Write out every single entry exactly.
_ _ _ _
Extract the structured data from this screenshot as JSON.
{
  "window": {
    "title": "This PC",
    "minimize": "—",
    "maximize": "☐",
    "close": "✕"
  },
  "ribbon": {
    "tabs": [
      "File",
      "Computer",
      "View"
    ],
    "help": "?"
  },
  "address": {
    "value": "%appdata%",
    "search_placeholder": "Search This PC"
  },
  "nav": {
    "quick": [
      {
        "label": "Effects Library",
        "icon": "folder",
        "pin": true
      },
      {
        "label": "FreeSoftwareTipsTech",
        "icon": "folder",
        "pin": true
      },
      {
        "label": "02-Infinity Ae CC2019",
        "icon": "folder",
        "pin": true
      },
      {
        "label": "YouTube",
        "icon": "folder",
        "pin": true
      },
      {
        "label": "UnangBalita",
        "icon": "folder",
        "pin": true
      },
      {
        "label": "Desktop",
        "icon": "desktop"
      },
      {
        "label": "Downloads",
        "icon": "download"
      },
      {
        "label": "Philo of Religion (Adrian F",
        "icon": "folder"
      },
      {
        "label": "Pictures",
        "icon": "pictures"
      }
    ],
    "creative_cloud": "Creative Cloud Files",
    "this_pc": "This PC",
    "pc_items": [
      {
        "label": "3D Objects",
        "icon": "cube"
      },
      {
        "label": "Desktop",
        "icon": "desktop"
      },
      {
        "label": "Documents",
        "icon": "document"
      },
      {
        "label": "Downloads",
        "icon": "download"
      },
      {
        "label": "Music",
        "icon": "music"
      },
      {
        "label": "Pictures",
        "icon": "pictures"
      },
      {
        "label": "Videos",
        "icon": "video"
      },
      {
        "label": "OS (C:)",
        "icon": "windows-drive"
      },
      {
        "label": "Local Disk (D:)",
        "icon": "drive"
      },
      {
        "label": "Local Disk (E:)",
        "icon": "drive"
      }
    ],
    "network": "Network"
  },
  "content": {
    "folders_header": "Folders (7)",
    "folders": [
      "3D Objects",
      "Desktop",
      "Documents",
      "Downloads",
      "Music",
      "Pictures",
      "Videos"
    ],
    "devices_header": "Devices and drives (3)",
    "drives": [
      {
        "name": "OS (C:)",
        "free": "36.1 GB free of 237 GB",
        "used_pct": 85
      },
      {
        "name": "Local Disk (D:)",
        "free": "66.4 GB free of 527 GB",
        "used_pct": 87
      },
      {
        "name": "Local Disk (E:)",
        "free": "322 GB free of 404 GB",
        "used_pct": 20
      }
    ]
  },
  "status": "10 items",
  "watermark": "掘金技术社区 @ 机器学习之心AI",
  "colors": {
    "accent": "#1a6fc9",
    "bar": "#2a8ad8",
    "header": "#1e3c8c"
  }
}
_ _ _ _
## Answer to the task:
Extract the structured data from this screenshot as JSON.
{
  "window": {
    "title": "This PC",
    "minimize": "—",
    "maximize": "☐",
    "close": "✕"
  },
  "ribbon": {
    "tabs": [
      "File",
      "Computer",
      "View"
    ],
    "help": "?"
  },
  "address": {
    "value": "%appdata%",
    "search_placeholder": "Search This PC"
  },
  "nav": {
    "quick": [
      {
        "label": "Effects Library",
        "icon": "folder",
        "pin": true
      },
      {
        "label": "FreeSoftwareTipsTech",
        "icon": "folder",
        "pin": true
      },
      {
        "label": "02-Infinity Ae CC2019",
        "icon": "folder",
        "pin": true
      },
      {
        "label": "YouTube",
        "icon": "folder",
        "pin": true
      },
      {
        "label": "UnangBalita",
        "icon": "folder",
        "pin": true
      },
      {
        "label": "Desktop",
        "icon": "desktop"
      },
      {
        "label": "Downloads",
        "icon": "download"
      },
      {
        "label": "Philo of Religion (Adrian F",
        "icon": "folder"
      },
      {
        "label": "Pictures",
        "icon": "pictures"
      }
    ],
    "creative_cloud": "Creative Cloud Files",
    "this_pc": "This PC",
    "pc_items": [
      {
        "label": "3D Objects",
        "icon": "cube"
      },
      {
        "label": "Desktop",
        "icon": "desktop"
      },
      {
        "label": "Documents",
        "icon": "document"
      },
      {
        "label": "Downloads",
        "icon": "download"
      },
      {
        "label": "Music",
        "icon": "music"
      },
      {
        "label": "Pictures",
        "icon": "pictures"
      },
      {
        "label": "Videos",
        "icon": "video"
      },
      {
        "label": "OS (C:)",
        "icon": "windows-drive"
      },
      {
        "label": "Local Disk (D:)",
        "icon": "drive"
      },
      {
        "label": "Local Disk (E:)",
        "icon": "drive"
      }
    ],
    "network": "Network"
  },
  "content": {
    "folders_header": "Folders (7)",
    "folders": [
      "3D Objects",
      "Desktop",
      "Documents",
      "Downloads",
      "Music",
      "Pictures",
      "Videos"
    ],
    "devices_header": "Devices and drives (3)",
    "drives": [
      {
        "name": "OS (C:)",
        "free": "36.1 GB free of 237 GB",
        "used_pct": 85
      },
      {
        "name": "Local Disk (D:)",
        "free": "66.4 GB free of 527 GB",
        "used_pct": 87
      },
      {
        "name": "Local Disk (E:)",
        "free": "322 GB free of 404 GB",
        "used_pct": 20
      }
    ]
  },
  "status": "10 items",
  "watermark": "掘金技术社区 @ 机器学习之心AI",
  "colors": {
    "accent": "#1a6fc9",
    "bar": "#2a8ad8",
    "header": "#1e3c8c"
  }
}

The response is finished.